■ EXERCISE INSTRUCTIONS ■
Filter the data for lines with the word "this", then copy every line so identified.

■ MATERIAL TO PROCESS ■
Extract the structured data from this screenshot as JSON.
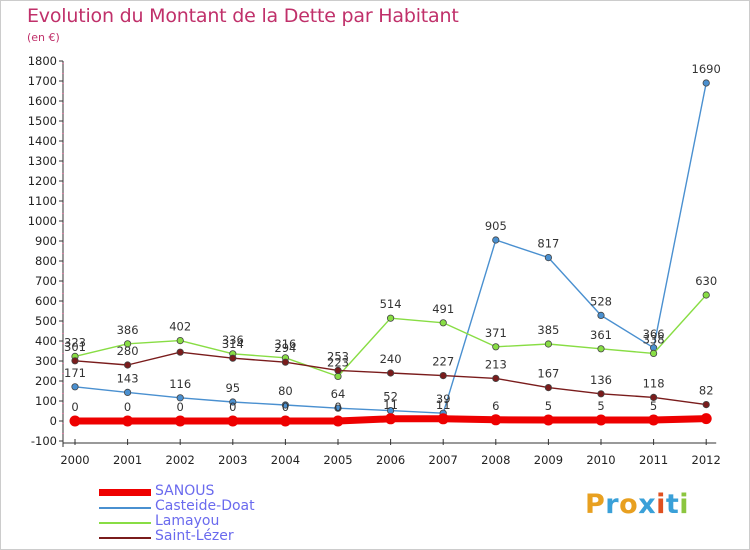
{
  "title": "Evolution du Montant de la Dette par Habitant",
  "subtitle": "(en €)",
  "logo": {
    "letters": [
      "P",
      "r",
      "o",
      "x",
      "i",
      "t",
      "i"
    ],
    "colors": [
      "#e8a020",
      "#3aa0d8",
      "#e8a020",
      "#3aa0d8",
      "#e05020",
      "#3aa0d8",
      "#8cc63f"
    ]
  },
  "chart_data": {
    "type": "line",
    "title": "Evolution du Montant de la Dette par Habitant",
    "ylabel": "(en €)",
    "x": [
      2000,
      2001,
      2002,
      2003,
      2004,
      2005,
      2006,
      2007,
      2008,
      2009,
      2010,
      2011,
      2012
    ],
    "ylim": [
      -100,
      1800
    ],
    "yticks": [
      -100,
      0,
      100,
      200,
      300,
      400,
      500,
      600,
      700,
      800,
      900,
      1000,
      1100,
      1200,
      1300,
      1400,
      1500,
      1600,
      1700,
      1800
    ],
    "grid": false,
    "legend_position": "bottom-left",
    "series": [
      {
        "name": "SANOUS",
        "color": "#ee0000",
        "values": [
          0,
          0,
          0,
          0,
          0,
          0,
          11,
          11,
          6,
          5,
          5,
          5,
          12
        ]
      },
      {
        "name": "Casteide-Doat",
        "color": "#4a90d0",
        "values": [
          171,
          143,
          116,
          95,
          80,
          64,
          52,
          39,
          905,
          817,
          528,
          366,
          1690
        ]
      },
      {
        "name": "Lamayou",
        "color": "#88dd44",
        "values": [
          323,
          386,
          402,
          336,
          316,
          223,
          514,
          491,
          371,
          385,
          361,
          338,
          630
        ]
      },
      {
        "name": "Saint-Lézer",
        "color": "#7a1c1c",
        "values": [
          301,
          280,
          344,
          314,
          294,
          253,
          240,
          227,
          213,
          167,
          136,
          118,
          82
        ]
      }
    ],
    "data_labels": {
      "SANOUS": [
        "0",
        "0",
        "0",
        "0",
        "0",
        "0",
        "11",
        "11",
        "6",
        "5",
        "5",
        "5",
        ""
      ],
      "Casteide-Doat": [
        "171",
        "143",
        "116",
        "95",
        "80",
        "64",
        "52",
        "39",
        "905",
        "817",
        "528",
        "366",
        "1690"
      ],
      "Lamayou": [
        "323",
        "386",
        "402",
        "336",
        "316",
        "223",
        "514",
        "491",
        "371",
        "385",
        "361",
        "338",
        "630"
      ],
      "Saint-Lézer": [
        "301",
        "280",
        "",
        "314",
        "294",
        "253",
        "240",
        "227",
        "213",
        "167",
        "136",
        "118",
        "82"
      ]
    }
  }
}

--

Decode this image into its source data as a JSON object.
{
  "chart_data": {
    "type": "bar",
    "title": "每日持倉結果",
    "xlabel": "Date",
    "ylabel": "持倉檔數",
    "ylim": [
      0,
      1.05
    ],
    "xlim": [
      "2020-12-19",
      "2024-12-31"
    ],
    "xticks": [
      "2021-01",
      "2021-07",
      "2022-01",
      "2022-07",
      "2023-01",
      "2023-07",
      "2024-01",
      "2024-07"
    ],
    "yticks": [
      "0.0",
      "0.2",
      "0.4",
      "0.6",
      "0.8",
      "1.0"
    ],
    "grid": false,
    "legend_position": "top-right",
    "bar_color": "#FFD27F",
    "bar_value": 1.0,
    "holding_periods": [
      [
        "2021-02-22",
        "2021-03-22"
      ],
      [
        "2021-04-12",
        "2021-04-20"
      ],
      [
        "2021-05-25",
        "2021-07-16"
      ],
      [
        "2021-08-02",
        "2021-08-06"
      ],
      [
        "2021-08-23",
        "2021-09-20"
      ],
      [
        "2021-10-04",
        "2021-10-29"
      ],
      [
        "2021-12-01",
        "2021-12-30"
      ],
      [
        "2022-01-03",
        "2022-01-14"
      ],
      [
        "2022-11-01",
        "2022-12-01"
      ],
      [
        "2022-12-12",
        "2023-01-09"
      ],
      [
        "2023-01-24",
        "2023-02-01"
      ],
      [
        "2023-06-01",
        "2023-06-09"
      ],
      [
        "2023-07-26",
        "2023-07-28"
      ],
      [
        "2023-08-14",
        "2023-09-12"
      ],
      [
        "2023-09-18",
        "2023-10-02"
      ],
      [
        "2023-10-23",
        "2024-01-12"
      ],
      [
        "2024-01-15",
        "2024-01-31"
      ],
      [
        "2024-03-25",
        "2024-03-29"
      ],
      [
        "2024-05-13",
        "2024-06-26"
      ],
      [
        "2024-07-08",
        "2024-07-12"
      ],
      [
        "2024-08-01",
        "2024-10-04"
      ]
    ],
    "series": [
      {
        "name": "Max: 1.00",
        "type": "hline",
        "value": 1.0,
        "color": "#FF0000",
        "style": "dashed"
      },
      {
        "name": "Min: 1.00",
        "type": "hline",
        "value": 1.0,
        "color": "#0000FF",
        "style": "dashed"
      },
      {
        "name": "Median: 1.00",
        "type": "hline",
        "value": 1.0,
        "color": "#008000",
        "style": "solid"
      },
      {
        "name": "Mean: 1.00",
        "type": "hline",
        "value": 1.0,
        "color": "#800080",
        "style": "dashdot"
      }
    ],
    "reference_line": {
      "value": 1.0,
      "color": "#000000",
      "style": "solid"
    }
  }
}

■ REPLY TO THE TASK ■
Extract the structured data from this screenshot as JSON.
Decode this image into its source data as a JSON object.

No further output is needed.